Reproduce the records that follow in full, excluding any picture they contain.

-- begin --

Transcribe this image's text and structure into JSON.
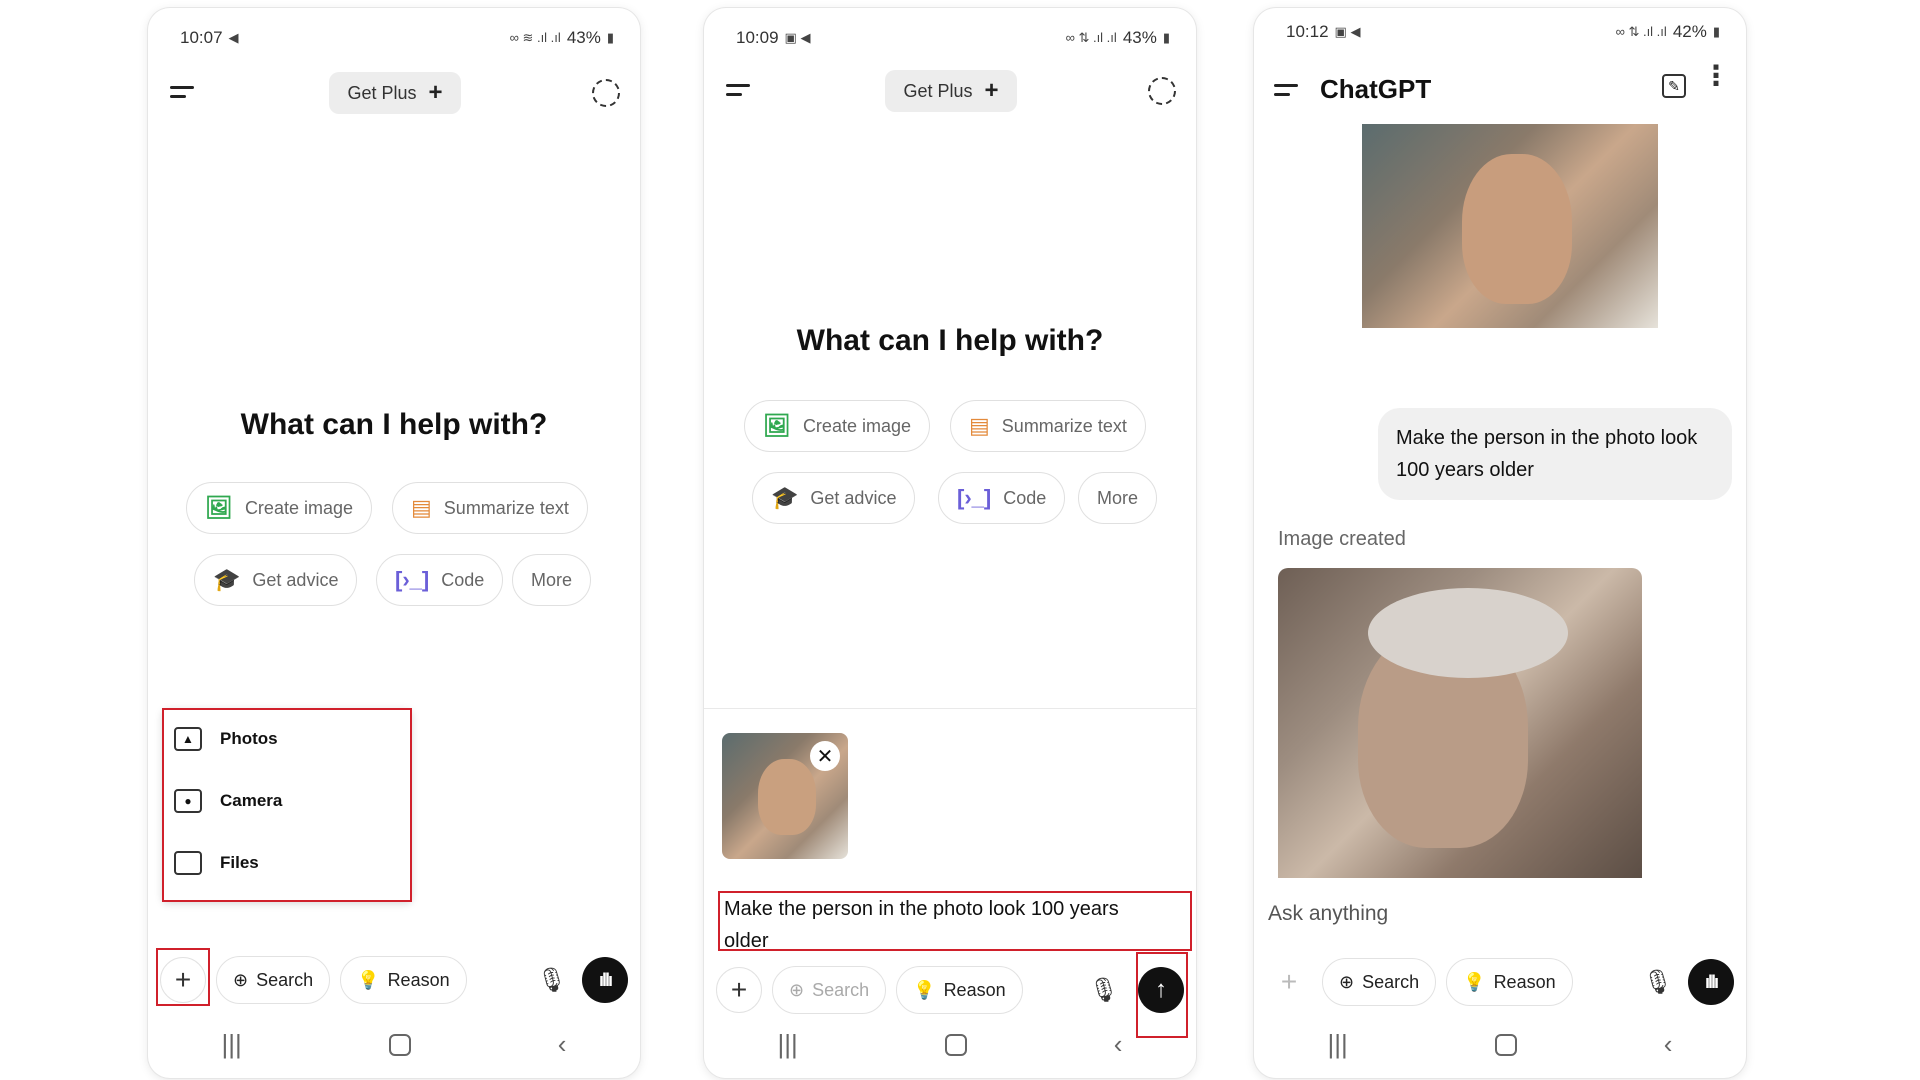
{
  "panel1": {
    "time": "10:07",
    "battery": "43%",
    "get_plus": "Get Plus",
    "headline": "What can I help with?",
    "chips": [
      "Create image",
      "Summarize text",
      "Get advice",
      "Code",
      "More"
    ],
    "menu": [
      "Photos",
      "Camera",
      "Files"
    ],
    "search": "Search",
    "reason": "Reason"
  },
  "panel2": {
    "time": "10:09",
    "battery": "43%",
    "get_plus": "Get Plus",
    "headline": "What can I help with?",
    "chips": [
      "Create image",
      "Summarize text",
      "Get advice",
      "Code",
      "More"
    ],
    "input_text_line1": "Make the person in the photo look 100 years",
    "input_text_line2": "older",
    "search": "Search",
    "reason": "Reason"
  },
  "panel3": {
    "time": "10:12",
    "battery": "42%",
    "app_title": "ChatGPT",
    "user_message": "Make the person in the photo look 100 years older",
    "image_created": "Image created",
    "input_placeholder": "Ask anything",
    "search": "Search",
    "reason": "Reason"
  },
  "colors": {
    "highlight": "#d0202b",
    "accent_dark": "#111111"
  }
}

-- end --

> [RESPONSE TO THIS TASK]
Transcribe this image's text and structure into JSON.
{
  "panel1": {
    "time": "10:07",
    "battery": "43%",
    "get_plus": "Get Plus",
    "headline": "What can I help with?",
    "chips": [
      "Create image",
      "Summarize text",
      "Get advice",
      "Code",
      "More"
    ],
    "menu": [
      "Photos",
      "Camera",
      "Files"
    ],
    "search": "Search",
    "reason": "Reason"
  },
  "panel2": {
    "time": "10:09",
    "battery": "43%",
    "get_plus": "Get Plus",
    "headline": "What can I help with?",
    "chips": [
      "Create image",
      "Summarize text",
      "Get advice",
      "Code",
      "More"
    ],
    "input_text_line1": "Make the person in the photo look 100 years",
    "input_text_line2": "older",
    "search": "Search",
    "reason": "Reason"
  },
  "panel3": {
    "time": "10:12",
    "battery": "42%",
    "app_title": "ChatGPT",
    "user_message": "Make the person in the photo look 100 years older",
    "image_created": "Image created",
    "input_placeholder": "Ask anything",
    "search": "Search",
    "reason": "Reason"
  },
  "colors": {
    "highlight": "#d0202b",
    "accent_dark": "#111111"
  }
}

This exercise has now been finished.